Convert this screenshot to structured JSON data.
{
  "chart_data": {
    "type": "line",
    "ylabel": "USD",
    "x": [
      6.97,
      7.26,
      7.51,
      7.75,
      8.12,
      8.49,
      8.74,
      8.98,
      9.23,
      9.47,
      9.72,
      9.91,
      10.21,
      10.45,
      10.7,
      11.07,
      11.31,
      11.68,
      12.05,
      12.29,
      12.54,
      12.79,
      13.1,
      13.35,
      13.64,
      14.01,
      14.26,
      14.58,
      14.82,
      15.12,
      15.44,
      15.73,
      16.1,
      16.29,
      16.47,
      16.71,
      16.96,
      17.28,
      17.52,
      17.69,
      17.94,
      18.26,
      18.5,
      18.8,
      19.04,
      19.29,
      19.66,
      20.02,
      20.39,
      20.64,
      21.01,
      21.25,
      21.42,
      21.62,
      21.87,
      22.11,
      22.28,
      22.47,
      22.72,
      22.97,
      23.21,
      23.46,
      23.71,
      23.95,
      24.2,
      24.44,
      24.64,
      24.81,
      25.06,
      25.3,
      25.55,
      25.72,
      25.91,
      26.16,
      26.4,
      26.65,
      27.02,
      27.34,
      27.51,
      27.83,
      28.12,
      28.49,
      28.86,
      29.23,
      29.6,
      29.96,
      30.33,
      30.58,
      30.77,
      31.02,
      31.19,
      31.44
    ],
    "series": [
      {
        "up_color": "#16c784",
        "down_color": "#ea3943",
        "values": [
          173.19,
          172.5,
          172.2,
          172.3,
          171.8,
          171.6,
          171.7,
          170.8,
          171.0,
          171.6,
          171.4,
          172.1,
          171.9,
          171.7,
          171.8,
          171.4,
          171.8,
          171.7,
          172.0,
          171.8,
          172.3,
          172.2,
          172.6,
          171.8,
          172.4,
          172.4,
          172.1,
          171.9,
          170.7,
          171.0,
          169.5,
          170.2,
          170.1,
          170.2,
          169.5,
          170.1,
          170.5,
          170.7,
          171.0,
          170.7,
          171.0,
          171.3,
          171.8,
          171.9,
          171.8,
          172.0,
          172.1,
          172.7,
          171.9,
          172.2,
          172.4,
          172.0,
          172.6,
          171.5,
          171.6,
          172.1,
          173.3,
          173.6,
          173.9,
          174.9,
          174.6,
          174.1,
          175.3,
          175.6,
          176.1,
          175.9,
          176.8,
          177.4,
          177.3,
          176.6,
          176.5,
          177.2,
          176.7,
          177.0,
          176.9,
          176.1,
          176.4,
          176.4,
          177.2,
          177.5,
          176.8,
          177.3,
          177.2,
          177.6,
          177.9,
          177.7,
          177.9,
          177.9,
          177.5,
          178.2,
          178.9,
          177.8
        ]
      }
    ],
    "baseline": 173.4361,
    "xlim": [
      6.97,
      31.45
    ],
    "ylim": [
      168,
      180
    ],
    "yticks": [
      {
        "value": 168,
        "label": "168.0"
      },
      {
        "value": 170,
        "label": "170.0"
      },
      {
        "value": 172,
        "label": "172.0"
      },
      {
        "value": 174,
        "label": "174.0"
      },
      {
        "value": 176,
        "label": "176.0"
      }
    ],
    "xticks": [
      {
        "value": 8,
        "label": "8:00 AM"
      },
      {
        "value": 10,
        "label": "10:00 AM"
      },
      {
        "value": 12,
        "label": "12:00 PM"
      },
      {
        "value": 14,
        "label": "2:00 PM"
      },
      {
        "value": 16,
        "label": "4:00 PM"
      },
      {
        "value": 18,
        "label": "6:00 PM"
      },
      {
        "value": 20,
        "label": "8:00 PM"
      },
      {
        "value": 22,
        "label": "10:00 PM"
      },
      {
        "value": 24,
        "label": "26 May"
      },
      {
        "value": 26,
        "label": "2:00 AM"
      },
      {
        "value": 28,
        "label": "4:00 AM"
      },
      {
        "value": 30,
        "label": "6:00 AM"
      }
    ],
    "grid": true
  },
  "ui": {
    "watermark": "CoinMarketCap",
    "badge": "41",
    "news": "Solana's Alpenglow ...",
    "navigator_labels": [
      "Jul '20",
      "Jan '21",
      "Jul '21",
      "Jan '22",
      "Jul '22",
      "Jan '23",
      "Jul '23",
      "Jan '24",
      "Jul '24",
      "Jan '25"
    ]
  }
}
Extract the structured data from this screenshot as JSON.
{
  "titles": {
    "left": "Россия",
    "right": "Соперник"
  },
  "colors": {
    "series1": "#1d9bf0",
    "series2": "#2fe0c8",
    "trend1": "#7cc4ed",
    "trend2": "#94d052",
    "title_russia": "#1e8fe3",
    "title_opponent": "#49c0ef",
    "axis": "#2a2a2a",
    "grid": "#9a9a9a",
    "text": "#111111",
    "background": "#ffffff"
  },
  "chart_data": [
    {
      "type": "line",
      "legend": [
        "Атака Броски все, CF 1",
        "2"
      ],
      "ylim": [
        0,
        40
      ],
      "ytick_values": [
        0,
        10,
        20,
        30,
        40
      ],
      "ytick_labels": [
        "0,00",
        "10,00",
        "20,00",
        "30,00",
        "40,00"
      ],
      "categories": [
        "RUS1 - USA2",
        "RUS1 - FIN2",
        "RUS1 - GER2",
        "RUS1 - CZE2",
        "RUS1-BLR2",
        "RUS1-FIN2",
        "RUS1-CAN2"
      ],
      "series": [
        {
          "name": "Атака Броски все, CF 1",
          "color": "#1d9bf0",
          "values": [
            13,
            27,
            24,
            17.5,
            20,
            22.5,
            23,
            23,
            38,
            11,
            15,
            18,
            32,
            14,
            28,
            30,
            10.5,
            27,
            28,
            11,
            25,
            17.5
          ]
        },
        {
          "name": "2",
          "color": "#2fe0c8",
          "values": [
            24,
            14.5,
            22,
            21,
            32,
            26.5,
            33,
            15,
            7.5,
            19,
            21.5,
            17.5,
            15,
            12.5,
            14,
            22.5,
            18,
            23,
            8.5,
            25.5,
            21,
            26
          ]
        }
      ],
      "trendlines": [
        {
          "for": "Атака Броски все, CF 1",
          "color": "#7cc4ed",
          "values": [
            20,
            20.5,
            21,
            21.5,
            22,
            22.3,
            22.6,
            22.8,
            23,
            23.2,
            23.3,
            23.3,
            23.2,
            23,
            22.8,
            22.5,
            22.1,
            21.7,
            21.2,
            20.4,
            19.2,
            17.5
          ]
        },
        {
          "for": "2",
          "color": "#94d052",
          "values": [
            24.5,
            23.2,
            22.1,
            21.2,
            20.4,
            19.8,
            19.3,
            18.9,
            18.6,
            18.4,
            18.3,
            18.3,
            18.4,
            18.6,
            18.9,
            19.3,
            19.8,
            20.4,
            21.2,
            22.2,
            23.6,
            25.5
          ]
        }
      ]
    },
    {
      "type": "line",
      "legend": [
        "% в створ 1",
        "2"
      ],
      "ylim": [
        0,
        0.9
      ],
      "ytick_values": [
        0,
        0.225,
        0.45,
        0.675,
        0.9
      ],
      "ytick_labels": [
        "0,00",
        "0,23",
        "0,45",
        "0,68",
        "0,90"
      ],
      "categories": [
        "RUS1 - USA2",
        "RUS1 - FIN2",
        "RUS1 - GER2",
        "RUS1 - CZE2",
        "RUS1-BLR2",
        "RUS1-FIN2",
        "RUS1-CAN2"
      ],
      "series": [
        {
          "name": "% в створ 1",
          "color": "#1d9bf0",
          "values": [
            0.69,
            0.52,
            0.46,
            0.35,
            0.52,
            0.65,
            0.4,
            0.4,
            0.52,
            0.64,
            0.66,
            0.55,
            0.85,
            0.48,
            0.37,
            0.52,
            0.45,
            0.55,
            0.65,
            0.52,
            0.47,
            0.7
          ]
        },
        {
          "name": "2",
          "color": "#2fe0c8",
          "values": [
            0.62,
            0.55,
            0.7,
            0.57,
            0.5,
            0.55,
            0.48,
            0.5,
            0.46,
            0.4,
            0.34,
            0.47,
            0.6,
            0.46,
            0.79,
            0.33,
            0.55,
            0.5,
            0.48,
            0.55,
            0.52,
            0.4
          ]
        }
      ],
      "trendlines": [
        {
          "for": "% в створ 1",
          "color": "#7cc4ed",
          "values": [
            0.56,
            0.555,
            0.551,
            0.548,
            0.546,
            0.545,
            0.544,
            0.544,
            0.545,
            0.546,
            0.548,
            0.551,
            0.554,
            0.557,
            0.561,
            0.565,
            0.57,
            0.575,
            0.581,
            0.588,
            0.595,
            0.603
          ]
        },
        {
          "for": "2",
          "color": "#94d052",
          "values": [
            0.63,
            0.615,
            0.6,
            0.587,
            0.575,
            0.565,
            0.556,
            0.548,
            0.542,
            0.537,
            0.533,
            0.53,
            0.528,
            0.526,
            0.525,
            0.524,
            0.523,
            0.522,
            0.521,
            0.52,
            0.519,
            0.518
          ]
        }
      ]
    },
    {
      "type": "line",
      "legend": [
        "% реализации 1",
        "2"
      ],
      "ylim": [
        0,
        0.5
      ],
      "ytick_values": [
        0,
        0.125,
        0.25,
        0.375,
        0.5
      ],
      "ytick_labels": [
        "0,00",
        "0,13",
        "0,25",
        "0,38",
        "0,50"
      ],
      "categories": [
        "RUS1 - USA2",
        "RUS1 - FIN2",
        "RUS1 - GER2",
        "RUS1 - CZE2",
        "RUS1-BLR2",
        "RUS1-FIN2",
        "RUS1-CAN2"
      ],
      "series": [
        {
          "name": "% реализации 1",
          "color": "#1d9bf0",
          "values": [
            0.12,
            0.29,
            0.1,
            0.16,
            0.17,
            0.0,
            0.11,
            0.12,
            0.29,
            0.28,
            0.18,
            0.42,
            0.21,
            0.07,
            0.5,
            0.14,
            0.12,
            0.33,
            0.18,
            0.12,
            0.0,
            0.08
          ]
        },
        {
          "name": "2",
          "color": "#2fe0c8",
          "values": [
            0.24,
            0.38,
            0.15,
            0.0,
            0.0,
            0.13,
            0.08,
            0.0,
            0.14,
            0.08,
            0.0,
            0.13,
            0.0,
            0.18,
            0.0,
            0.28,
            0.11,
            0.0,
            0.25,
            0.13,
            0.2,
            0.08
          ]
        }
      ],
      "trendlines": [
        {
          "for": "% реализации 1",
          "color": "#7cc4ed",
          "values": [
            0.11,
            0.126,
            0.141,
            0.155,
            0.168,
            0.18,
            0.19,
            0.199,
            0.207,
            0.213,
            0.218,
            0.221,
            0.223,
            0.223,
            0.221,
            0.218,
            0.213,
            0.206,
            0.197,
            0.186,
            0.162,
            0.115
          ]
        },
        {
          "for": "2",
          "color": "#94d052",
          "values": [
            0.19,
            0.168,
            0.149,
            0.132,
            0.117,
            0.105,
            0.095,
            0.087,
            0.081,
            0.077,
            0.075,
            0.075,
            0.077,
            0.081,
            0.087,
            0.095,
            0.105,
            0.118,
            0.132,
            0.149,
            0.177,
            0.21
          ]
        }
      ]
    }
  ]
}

§ Task objective
Locate all lines that include the word "реализации" and copy them out.

§ The reply
        "% реализации 1",
          "name": "% реализации 1",
          "for": "% реализации 1",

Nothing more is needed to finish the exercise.